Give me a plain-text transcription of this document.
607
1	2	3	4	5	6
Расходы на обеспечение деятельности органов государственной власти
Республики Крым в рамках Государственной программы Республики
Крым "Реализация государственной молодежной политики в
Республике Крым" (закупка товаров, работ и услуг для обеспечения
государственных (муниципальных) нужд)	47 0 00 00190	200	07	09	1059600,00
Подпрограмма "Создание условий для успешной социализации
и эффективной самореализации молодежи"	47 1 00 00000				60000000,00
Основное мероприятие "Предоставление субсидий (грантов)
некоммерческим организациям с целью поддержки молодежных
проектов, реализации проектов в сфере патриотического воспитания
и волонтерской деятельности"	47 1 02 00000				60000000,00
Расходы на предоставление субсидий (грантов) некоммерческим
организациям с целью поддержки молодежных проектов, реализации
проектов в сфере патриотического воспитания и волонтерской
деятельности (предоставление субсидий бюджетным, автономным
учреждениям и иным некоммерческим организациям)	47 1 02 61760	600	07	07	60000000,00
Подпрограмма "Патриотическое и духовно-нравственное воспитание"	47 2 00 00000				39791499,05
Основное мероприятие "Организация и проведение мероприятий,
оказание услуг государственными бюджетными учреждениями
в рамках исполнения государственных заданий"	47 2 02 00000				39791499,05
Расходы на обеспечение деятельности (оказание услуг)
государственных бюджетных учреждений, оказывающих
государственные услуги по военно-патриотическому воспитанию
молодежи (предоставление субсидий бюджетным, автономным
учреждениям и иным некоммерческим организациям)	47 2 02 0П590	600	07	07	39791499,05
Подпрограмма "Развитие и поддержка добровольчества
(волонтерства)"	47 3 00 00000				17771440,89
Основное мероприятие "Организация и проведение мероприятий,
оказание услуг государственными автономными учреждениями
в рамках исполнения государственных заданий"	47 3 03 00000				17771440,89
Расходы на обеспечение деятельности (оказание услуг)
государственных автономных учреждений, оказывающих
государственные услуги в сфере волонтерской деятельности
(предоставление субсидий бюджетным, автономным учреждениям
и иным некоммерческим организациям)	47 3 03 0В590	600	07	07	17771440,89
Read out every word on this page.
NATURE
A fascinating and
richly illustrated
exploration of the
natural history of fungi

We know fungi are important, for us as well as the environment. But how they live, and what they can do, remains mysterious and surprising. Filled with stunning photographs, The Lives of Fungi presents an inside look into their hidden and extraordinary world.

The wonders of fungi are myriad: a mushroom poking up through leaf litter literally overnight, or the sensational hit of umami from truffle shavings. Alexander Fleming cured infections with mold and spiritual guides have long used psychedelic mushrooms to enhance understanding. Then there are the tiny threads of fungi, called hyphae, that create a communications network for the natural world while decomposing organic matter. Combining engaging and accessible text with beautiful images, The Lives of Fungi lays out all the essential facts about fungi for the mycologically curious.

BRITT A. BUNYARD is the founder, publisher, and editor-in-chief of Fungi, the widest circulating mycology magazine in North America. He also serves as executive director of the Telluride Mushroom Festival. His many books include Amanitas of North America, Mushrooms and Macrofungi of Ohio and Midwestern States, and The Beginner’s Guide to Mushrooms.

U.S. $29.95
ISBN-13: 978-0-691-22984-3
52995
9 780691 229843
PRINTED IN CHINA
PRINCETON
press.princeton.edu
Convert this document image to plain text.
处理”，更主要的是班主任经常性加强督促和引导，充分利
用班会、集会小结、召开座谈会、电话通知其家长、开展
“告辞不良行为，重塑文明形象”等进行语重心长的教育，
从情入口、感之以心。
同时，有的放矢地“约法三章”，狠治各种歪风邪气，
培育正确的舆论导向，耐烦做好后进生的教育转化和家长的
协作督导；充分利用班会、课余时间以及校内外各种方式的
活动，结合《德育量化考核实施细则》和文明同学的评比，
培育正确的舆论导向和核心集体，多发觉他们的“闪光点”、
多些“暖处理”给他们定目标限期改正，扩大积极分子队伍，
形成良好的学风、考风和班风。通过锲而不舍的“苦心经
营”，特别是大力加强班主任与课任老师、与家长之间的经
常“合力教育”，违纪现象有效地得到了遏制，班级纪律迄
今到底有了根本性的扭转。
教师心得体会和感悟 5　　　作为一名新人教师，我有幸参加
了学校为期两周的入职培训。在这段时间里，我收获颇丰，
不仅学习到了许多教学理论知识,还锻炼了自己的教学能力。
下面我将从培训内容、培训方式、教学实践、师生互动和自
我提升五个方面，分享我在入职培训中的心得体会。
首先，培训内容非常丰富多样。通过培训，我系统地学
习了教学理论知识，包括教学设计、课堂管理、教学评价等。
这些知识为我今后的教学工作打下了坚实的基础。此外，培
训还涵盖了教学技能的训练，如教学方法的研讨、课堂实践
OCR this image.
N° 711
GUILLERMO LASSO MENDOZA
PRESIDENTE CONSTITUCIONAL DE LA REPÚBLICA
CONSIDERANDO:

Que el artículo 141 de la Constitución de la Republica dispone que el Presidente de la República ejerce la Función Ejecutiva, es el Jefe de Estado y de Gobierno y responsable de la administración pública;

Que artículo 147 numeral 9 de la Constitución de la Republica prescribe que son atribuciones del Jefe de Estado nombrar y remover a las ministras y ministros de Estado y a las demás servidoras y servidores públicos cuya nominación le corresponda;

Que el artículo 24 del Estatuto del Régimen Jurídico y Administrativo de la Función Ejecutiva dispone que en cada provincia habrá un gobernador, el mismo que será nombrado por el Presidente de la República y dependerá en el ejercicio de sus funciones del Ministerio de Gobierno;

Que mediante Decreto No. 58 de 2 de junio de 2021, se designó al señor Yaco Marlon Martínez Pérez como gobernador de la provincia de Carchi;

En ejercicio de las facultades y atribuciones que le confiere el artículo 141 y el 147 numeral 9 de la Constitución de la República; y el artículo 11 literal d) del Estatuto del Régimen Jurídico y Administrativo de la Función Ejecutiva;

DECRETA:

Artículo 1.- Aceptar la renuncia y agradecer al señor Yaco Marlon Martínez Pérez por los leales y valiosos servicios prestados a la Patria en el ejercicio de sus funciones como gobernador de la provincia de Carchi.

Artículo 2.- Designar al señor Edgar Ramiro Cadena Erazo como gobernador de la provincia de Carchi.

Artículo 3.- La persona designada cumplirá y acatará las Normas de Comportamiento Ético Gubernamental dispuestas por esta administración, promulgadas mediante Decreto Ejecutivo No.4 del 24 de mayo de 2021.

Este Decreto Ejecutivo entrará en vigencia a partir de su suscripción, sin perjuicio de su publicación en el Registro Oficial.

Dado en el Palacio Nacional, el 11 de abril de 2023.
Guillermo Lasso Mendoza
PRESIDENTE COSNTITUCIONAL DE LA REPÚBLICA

§

» **Exercise directions**:
Exact copies of all the records are required.

» **Exercise answer**:
Give me a plain-text transcription of this document.
607
1	2	3	4	5	6
Расходы на обеспечение деятельности органов государственной власти
Республики Крым в рамках Государственной программы Республики
Крым "Реализация государственной молодежной политики в
Республике Крым" (закупка товаров, работ и услуг для обеспечения
государственных (муниципальных) нужд)	47 0 00 00190	200	07	09	1059600,00
Подпрограмма "Создание условий для успешной социализации
и эффективной самореализации молодежи"	47 1 00 00000				60000000,00
Основное мероприятие "Предоставление субсидий (грантов)
некоммерческим организациям с целью поддержки молодежных
проектов, реализации проектов в сфере патриотического воспитания
и волонтерской деятельности"	47 1 02 00000				60000000,00
Расходы на предоставление субсидий (грантов) некоммерческим
организациям с целью поддержки молодежных проектов, реализации
проектов в сфере патриотического воспитания и волонтерской
деятельности (предоставление субсидий бюджетным, автономным
учреждениям и иным некоммерческим организациям)	47 1 02 61760	600	07	07	60000000,00
Подпрограмма "Патриотическое и духовно-нравственное воспитание"	47 2 00 00000				39791499,05
Основное мероприятие "Организация и проведение мероприятий,
оказание услуг государственными бюджетными учреждениями
в рамках исполнения государственных заданий"	47 2 02 00000				39791499,05
Расходы на обеспечение деятельности (оказание услуг)
государственных бюджетных учреждений, оказывающих
государственные услуги по военно-патриотическому воспитанию
молодежи (предоставление субсидий бюджетным, автономным
учреждениям и иным некоммерческим организациям)	47 2 02 0П590	600	07	07	39791499,05
Подпрограмма "Развитие и поддержка добровольчества
(волонтерства)"	47 3 00 00000				17771440,89
Основное мероприятие "Организация и проведение мероприятий,
оказание услуг государственными автономными учреждениями
в рамках исполнения государственных заданий"	47 3 03 00000				17771440,89
Расходы на обеспечение деятельности (оказание услуг)
государственных автономных учреждений, оказывающих
государственные услуги в сфере волонтерской деятельности
(предоставление субсидий бюджетным, автономным учреждениям
и иным некоммерческим организациям)	47 3 03 0В590	600	07	07	17771440,89
Read out every word on this page.
NATURE
A fascinating and
richly illustrated
exploration of the
natural history of fungi

We know fungi are important, for us as well as the environment. But how they live, and what they can do, remains mysterious and surprising. Filled with stunning photographs, The Lives of Fungi presents an inside look into their hidden and extraordinary world.

The wonders of fungi are myriad: a mushroom poking up through leaf litter literally overnight, or the sensational hit of umami from truffle shavings. Alexander Fleming cured infections with mold and spiritual guides have long used psychedelic mushrooms to enhance understanding. Then there are the tiny threads of fungi, called hyphae, that create a communications network for the natural world while decomposing organic matter. Combining engaging and accessible text with beautiful images, The Lives of Fungi lays out all the essential facts about fungi for the mycologically curious.

BRITT A. BUNYARD is the founder, publisher, and editor-in-chief of Fungi, the widest circulating mycology magazine in North America. He also serves as executive director of the Telluride Mushroom Festival. His many books include Amanitas of North America, Mushrooms and Macrofungi of Ohio and Midwestern States, and The Beginner’s Guide to Mushrooms.

U.S. $29.95
ISBN-13: 978-0-691-22984-3
52995
9 780691 229843
PRINTED IN CHINA
PRINCETON
press.princeton.edu
Convert this document image to plain text.
处理”，更主要的是班主任经常性加强督促和引导，充分利
用班会、集会小结、召开座谈会、电话通知其家长、开展
“告辞不良行为，重塑文明形象”等进行语重心长的教育，
从情入口、感之以心。
同时，有的放矢地“约法三章”，狠治各种歪风邪气，
培育正确的舆论导向，耐烦做好后进生的教育转化和家长的
协作督导；充分利用班会、课余时间以及校内外各种方式的
活动，结合《德育量化考核实施细则》和文明同学的评比，
培育正确的舆论导向和核心集体，多发觉他们的“闪光点”、
多些“暖处理”给他们定目标限期改正，扩大积极分子队伍，
形成良好的学风、考风和班风。通过锲而不舍的“苦心经
营”，特别是大力加强班主任与课任老师、与家长之间的经
常“合力教育”，违纪现象有效地得到了遏制，班级纪律迄
今到底有了根本性的扭转。
教师心得体会和感悟 5　　　作为一名新人教师，我有幸参加
了学校为期两周的入职培训。在这段时间里，我收获颇丰，
不仅学习到了许多教学理论知识,还锻炼了自己的教学能力。
下面我将从培训内容、培训方式、教学实践、师生互动和自
我提升五个方面，分享我在入职培训中的心得体会。
首先，培训内容非常丰富多样。通过培训，我系统地学
习了教学理论知识，包括教学设计、课堂管理、教学评价等。
这些知识为我今后的教学工作打下了坚实的基础。此外，培
训还涵盖了教学技能的训练，如教学方法的研讨、课堂实践
OCR this image.
N° 711
GUILLERMO LASSO MENDOZA
PRESIDENTE CONSTITUCIONAL DE LA REPÚBLICA
CONSIDERANDO:

Que el artículo 141 de la Constitución de la Republica dispone que el Presidente de la República ejerce la Función Ejecutiva, es el Jefe de Estado y de Gobierno y responsable de la administración pública;

Que artículo 147 numeral 9 de la Constitución de la Republica prescribe que son atribuciones del Jefe de Estado nombrar y remover a las ministras y ministros de Estado y a las demás servidoras y servidores públicos cuya nominación le corresponda;

Que el artículo 24 del Estatuto del Régimen Jurídico y Administrativo de la Función Ejecutiva dispone que en cada provincia habrá un gobernador, el mismo que será nombrado por el Presidente de la República y dependerá en el ejercicio de sus funciones del Ministerio de Gobierno;

Que mediante Decreto No. 58 de 2 de junio de 2021, se designó al señor Yaco Marlon Martínez Pérez como gobernador de la provincia de Carchi;

En ejercicio de las facultades y atribuciones que le confiere el artículo 141 y el 147 numeral 9 de la Constitución de la República; y el artículo 11 literal d) del Estatuto del Régimen Jurídico y Administrativo de la Función Ejecutiva;

DECRETA:

Artículo 1.- Aceptar la renuncia y agradecer al señor Yaco Marlon Martínez Pérez por los leales y valiosos servicios prestados a la Patria en el ejercicio de sus funciones como gobernador de la provincia de Carchi.

Artículo 2.- Designar al señor Edgar Ramiro Cadena Erazo como gobernador de la provincia de Carchi.

Artículo 3.- La persona designada cumplirá y acatará las Normas de Comportamiento Ético Gubernamental dispuestas por esta administración, promulgadas mediante Decreto Ejecutivo No.4 del 24 de mayo de 2021.

Este Decreto Ejecutivo entrará en vigencia a partir de su suscripción, sin perjuicio de su publicación en el Registro Oficial.

Dado en el Palacio Nacional, el 11 de abril de 2023.
Guillermo Lasso Mendoza
PRESIDENTE COSNTITUCIONAL DE LA REPÚBLICA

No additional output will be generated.